**AIM OF THE TASK**
Return the data word for word, starting at its first line and stopping after the line that contains "The connecting ring 22 is at (336, 200).".

**DATA LINES**
* * * * * * *

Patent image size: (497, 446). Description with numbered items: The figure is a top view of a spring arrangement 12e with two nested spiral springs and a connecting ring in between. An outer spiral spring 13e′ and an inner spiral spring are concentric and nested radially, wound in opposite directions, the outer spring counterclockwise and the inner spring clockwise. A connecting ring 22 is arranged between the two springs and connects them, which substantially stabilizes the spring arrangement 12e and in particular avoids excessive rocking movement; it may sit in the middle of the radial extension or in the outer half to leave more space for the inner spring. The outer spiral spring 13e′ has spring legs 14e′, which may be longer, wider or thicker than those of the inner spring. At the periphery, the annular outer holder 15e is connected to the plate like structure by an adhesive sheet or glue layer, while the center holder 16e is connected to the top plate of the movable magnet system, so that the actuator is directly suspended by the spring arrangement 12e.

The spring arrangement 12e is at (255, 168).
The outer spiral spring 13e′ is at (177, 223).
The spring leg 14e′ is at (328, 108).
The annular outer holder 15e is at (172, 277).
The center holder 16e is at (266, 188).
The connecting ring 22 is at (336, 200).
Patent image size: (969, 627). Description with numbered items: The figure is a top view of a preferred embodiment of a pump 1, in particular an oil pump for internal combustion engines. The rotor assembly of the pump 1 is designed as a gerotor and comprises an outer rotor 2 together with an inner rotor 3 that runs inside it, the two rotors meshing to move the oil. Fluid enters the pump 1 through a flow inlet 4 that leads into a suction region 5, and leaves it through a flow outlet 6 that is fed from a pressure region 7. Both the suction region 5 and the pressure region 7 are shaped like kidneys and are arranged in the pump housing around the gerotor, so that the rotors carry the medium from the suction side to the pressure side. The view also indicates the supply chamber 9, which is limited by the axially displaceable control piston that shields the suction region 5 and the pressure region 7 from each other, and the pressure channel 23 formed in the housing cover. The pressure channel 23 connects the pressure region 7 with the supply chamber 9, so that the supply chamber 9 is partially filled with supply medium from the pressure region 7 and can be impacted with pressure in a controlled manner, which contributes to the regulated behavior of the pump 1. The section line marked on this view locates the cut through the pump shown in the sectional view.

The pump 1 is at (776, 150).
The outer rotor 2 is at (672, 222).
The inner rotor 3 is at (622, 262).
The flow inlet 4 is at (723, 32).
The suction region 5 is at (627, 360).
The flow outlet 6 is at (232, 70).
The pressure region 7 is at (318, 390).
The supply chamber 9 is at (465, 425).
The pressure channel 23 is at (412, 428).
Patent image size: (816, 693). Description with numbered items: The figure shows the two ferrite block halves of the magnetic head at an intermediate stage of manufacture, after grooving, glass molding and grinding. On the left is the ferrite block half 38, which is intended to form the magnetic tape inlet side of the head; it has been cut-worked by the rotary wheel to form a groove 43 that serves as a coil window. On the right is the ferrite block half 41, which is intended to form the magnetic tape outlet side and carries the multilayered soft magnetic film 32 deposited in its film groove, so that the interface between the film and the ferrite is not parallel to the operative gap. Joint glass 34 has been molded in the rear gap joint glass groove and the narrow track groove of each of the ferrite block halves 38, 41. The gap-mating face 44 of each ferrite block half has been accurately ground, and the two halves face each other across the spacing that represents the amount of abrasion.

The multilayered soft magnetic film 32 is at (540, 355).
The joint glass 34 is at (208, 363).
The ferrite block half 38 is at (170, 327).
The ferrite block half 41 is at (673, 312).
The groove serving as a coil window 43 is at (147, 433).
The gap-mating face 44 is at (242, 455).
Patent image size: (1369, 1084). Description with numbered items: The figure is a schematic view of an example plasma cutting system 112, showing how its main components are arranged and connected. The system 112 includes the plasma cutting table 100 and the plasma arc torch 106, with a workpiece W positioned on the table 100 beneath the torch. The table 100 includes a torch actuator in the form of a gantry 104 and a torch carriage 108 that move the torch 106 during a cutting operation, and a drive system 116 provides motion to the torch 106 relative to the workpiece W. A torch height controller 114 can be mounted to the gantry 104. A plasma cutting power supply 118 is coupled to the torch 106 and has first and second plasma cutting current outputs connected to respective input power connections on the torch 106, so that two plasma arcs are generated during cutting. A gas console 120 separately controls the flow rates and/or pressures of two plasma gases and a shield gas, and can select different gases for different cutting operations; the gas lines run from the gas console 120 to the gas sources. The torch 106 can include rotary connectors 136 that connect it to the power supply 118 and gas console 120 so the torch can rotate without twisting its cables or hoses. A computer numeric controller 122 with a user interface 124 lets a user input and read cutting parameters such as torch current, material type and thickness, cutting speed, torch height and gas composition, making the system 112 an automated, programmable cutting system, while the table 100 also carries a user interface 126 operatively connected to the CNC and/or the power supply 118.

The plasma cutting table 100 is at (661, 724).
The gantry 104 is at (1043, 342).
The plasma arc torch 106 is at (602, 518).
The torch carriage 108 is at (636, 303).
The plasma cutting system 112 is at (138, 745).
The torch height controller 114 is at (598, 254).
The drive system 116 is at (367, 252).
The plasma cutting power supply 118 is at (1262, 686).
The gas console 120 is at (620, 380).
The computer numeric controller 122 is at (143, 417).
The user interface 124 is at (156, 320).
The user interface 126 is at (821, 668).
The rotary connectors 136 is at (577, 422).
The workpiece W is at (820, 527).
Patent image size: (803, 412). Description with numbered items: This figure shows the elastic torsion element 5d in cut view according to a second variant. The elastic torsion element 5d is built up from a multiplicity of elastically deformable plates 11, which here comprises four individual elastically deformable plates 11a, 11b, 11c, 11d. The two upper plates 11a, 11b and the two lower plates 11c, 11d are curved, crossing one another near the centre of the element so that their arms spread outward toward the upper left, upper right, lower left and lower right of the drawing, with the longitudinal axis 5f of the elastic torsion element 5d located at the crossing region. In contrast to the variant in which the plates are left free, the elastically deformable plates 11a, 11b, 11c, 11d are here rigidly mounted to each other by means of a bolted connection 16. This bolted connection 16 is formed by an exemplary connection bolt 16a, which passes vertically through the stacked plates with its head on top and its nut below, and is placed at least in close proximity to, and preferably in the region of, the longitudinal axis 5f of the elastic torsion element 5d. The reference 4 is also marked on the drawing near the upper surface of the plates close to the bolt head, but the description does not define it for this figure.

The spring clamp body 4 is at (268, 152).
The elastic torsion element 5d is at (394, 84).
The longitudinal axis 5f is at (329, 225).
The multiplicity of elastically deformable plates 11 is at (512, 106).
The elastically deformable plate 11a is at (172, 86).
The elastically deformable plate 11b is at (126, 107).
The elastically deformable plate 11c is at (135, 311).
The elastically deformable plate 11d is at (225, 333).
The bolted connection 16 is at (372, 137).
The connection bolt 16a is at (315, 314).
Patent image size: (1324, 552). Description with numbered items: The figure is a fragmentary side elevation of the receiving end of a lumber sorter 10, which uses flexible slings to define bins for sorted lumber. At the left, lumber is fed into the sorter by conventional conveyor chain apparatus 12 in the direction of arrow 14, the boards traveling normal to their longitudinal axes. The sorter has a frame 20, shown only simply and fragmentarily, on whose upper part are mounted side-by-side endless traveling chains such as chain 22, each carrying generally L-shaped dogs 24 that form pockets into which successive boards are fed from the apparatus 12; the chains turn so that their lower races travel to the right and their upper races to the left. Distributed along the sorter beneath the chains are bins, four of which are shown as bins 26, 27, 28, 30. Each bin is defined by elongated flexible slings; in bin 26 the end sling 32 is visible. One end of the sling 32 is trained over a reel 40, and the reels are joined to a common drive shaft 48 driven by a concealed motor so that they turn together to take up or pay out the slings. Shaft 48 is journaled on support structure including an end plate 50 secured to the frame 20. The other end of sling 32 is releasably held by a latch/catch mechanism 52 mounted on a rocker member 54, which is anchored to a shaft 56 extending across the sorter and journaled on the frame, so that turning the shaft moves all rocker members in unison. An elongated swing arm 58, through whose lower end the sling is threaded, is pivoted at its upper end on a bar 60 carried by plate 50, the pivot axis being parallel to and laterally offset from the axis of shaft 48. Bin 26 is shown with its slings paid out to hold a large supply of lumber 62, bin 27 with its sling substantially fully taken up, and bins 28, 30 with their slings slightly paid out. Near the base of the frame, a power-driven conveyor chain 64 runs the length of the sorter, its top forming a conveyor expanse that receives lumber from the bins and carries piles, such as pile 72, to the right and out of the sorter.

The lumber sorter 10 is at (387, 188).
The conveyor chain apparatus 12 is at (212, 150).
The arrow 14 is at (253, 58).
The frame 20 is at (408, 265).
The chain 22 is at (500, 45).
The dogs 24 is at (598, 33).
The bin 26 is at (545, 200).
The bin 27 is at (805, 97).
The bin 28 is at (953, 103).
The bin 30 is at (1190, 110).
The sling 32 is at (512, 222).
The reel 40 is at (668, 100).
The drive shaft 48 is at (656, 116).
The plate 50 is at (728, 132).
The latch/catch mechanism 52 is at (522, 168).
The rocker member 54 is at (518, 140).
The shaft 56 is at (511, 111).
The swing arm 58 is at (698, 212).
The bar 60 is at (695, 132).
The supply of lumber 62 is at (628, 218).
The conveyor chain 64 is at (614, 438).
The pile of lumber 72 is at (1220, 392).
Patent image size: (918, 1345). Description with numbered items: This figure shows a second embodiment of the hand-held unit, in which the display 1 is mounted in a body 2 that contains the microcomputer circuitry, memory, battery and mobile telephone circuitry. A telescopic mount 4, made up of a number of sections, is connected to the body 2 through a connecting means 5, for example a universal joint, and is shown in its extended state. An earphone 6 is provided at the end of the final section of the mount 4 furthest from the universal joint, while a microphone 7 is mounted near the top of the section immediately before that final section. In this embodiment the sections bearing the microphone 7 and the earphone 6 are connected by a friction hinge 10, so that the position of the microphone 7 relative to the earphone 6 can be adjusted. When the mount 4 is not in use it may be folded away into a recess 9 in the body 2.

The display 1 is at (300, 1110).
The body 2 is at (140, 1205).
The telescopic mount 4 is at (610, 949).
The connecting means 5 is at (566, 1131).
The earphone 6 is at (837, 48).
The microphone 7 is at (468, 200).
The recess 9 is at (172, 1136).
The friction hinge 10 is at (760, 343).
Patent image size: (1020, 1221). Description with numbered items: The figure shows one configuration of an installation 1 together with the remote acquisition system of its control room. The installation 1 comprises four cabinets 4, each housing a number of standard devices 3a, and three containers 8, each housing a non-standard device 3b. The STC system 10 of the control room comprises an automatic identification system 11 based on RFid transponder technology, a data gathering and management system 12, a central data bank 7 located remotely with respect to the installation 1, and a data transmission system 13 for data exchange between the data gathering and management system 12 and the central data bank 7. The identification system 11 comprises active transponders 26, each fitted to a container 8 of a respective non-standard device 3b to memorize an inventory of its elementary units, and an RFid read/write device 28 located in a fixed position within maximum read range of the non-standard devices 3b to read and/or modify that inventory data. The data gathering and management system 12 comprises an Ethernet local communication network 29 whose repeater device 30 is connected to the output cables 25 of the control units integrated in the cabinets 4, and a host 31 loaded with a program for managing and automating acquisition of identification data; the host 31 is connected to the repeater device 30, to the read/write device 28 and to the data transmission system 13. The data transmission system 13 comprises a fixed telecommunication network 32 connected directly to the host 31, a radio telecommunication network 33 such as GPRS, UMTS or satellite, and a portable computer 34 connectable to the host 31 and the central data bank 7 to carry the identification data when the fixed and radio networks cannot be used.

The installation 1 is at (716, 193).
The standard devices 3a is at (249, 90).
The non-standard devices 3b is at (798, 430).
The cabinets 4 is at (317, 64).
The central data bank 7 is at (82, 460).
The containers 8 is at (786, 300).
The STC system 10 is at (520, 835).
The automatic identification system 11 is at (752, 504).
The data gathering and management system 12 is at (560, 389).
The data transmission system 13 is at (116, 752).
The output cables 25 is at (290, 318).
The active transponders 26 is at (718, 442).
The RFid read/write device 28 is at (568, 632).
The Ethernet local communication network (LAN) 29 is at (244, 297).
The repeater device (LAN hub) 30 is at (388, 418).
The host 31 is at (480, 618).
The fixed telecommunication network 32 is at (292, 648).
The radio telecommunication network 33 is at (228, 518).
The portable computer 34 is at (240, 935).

* * * * * * *

**ANSWER TO THIS TASK**
Patent image size: (497, 446). Description with numbered items: The figure is a top view of a spring arrangement 12e with two nested spiral springs and a connecting ring in between. An outer spiral spring 13e′ and an inner spiral spring are concentric and nested radially, wound in opposite directions, the outer spring counterclockwise and the inner spring clockwise. A connecting ring 22 is arranged between the two springs and connects them, which substantially stabilizes the spring arrangement 12e and in particular avoids excessive rocking movement; it may sit in the middle of the radial extension or in the outer half to leave more space for the inner spring. The outer spiral spring 13e′ has spring legs 14e′, which may be longer, wider or thicker than those of the inner spring. At the periphery, the annular outer holder 15e is connected to the plate like structure by an adhesive sheet or glue layer, while the center holder 16e is connected to the top plate of the movable magnet system, so that the actuator is directly suspended by the spring arrangement 12e.

The spring arrangement 12e is at (255, 168).
The outer spiral spring 13e′ is at (177, 223).
The spring leg 14e′ is at (328, 108).
The annular outer holder 15e is at (172, 277).
The center holder 16e is at (266, 188).
The connecting ring 22 is at (336, 200).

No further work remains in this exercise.